Stored records:
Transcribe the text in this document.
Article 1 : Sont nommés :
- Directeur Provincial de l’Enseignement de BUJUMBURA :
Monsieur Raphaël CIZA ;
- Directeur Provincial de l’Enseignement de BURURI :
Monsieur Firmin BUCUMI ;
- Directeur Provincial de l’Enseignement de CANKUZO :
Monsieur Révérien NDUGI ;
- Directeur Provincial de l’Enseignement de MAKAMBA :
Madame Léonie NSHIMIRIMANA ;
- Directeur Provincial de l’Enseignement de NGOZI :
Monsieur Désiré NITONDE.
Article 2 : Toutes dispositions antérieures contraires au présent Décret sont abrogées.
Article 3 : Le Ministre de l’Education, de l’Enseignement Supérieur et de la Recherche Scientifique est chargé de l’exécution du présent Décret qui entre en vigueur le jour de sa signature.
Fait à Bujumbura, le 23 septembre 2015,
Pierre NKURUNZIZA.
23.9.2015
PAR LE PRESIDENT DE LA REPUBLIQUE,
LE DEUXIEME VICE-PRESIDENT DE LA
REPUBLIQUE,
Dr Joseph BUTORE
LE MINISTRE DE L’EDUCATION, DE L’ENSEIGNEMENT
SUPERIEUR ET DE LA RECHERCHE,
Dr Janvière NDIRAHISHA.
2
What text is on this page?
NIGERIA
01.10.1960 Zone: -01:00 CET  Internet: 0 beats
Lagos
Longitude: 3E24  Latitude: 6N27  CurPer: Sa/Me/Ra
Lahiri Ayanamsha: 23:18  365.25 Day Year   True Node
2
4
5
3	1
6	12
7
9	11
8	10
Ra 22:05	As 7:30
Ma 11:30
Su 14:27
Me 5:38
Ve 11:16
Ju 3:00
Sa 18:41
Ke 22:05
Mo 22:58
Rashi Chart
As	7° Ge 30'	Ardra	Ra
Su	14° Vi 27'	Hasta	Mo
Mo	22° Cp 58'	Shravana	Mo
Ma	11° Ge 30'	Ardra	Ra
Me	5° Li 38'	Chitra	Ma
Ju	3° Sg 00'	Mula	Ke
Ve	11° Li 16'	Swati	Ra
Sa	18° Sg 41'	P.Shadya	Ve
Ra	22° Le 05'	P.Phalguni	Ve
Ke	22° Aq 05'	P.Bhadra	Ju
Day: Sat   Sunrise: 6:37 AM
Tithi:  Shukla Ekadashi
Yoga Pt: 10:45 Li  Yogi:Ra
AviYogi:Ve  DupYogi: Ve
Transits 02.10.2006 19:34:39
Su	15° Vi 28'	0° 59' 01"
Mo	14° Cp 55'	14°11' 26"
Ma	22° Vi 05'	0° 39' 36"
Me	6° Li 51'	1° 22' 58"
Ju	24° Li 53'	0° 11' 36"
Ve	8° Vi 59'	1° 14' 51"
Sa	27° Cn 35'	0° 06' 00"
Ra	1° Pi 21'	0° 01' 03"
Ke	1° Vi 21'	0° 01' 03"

▶ [AIM] Exactly how many lines contain "text"? State the number and nothing else.

▶ [RESULT OF THIS EXERCISE] 2